Date: 12-14 August 2004

Venue: Sookmyung Women's University, Seoul, Korea 

 

Panel 1: Disciplinary Identity: Redefining Translation in the 21st Century

Plurality and Localism in Translation Studies

Mirella Agorni

Università degli Studi di Bologna, Italy

 

An increasing number of approaches to translation have been developed in recent years. As a consequence, the traditionally sharp distinction between linguistic- and literary-oriented translation studies is both dated and simplistic. The keyword of the late 1990s was plurality - of theoretical approaches, methodologies, aids and tools.

In this paper I ask whether plurality is to be perceived as a sign of development or of impending crisis in an area like translation studies, which has just recently begun to define its own frameworks and models. Is it still possible to speak of translation theory - or theories? Does the apparent fragmentation of approaches leave no space for anything but contingent speculation, strictly dependent on the material conditions in which translation takes place?

(Data items)

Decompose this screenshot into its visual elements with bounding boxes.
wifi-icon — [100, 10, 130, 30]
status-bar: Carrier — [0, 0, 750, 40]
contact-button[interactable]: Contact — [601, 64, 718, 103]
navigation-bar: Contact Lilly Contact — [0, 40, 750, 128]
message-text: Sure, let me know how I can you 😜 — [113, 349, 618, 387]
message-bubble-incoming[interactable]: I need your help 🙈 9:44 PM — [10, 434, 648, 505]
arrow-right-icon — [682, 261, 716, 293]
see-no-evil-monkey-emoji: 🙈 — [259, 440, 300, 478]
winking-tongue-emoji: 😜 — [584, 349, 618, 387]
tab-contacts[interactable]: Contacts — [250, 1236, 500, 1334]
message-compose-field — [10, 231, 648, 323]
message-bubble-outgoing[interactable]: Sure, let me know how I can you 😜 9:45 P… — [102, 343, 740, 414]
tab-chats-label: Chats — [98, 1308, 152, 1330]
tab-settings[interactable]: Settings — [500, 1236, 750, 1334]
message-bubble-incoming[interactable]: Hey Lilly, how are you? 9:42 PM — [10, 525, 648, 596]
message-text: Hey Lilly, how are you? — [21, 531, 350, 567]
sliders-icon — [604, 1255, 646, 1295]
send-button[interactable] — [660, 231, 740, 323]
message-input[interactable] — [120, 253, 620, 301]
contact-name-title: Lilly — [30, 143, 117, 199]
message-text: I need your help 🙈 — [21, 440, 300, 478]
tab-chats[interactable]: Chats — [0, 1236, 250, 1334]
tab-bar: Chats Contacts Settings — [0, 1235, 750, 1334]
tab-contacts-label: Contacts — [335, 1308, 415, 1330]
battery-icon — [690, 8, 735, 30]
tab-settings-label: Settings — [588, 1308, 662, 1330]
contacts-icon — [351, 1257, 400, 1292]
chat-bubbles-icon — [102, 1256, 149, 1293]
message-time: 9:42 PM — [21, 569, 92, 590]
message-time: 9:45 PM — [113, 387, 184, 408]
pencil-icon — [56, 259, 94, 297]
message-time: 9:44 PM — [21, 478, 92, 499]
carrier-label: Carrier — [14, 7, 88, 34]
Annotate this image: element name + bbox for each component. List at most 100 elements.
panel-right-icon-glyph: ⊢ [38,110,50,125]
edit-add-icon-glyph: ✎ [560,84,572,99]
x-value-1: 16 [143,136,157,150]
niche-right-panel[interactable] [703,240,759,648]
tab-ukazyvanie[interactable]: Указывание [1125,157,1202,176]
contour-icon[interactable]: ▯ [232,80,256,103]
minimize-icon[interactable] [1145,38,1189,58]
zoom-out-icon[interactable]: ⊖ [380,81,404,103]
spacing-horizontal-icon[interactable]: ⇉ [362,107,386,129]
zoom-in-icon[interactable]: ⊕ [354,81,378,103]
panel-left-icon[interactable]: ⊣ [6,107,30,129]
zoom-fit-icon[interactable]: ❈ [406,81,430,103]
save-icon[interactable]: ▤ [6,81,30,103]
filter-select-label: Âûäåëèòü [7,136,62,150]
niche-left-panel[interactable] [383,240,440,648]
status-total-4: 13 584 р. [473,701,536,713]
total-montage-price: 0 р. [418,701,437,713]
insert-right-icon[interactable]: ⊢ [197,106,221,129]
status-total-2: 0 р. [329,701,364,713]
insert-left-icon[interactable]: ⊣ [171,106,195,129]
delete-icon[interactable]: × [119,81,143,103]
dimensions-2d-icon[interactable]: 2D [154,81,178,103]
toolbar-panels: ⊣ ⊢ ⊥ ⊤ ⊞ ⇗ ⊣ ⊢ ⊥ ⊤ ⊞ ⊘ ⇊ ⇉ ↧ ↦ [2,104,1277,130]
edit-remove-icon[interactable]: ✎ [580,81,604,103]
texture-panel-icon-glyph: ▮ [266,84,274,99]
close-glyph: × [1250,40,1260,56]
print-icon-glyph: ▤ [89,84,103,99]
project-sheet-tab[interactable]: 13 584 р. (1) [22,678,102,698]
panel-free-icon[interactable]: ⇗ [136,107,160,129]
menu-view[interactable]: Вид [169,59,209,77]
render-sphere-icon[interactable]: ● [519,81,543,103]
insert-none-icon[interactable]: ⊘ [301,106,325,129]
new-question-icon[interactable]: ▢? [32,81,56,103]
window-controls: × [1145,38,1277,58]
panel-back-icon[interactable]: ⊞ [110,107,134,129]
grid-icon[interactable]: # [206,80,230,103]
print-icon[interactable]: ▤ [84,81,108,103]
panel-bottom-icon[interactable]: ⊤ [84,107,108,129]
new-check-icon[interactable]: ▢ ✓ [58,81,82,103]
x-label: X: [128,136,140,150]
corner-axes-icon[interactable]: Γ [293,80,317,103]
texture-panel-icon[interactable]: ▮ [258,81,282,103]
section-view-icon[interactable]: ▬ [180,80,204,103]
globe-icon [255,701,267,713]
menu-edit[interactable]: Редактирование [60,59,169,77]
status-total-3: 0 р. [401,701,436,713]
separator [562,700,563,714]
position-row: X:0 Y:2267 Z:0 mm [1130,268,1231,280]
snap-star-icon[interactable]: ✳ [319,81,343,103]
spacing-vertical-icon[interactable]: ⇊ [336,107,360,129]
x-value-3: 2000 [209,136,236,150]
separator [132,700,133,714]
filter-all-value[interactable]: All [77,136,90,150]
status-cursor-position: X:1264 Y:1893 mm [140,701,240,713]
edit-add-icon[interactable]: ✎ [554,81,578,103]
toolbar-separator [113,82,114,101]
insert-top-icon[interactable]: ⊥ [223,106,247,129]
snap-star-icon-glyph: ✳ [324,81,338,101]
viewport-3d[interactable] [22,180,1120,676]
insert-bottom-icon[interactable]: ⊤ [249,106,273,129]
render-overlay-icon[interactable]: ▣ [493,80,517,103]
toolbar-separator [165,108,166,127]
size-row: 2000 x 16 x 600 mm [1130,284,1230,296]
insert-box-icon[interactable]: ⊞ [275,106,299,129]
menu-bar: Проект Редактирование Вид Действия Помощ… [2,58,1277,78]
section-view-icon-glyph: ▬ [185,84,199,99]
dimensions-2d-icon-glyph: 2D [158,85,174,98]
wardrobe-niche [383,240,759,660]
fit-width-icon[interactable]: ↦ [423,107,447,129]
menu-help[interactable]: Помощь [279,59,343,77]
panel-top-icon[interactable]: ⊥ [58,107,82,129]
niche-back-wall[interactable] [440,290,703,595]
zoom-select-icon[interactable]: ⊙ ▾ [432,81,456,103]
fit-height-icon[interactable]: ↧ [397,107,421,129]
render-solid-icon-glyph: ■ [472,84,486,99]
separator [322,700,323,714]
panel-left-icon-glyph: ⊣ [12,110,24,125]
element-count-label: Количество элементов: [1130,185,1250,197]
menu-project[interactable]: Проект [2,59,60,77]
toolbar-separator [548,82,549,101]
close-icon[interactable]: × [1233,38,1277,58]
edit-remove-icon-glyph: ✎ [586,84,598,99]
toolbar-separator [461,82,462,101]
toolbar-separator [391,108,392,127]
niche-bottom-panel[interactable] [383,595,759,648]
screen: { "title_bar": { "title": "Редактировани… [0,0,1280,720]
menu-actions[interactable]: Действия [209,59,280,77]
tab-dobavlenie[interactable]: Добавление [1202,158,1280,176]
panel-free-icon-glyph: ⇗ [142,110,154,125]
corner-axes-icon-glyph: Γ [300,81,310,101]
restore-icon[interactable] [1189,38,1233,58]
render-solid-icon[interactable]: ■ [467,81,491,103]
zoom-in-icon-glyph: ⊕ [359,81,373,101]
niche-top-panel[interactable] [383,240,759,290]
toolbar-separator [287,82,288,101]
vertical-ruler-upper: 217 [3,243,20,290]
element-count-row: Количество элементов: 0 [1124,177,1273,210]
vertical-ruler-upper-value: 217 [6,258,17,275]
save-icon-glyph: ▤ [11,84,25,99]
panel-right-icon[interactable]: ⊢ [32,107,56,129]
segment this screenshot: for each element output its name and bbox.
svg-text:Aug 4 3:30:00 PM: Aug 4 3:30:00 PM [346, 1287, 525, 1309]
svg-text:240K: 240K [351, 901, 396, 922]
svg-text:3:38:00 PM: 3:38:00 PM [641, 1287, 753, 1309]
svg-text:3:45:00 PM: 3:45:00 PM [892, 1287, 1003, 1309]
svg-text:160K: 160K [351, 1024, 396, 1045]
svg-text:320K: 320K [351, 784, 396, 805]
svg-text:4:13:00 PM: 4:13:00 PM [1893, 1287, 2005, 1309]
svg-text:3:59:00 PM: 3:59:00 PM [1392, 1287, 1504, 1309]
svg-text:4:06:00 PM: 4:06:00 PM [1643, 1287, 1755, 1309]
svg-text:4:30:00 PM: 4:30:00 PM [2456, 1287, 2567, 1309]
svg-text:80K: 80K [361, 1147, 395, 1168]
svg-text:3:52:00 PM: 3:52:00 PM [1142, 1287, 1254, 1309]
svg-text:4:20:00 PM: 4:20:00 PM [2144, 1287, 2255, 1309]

— TASK REQUIREMENTS —
1 – According to the abstract on translation studies, why is the traditionally sharp distinction between linguistic- and literary-oriented translation studies now considered dated and simplistic?
2 – Pull out every line of the entries that contains the string "message".

— RESPONSES —
1 – An increasing number of approaches to translation have been developed in recent years, and that distinction no longer holds up as a result. The abstract presents it as a direct consequence of this growth in approaches.

2 –
message-text: Sure, let me know how I can you 😜 — [113, 349, 618, 387]
message-bubble-incoming[interactable]: I need your help 🙈 9:44 PM — [10, 434, 648, 505]
message-compose-field — [10, 231, 648, 323]
message-bubble-outgoing[interactable]: Sure, let me know how I can you 😜 9:45 P… — [102, 343, 740, 414]
message-bubble-incoming[interactable]: Hey Lilly, how are you? 9:42 PM — [10, 525, 648, 596]
message-text: Hey Lilly, how are you? — [21, 531, 350, 567]
message-input[interactable] — [120, 253, 620, 301]
message-text: I need your help 🙈 — [21, 440, 300, 478]
message-time: 9:42 PM — [21, 569, 92, 590]
message-time: 9:45 PM — [113, 387, 184, 408]
message-time: 9:44 PM — [21, 478, 92, 499]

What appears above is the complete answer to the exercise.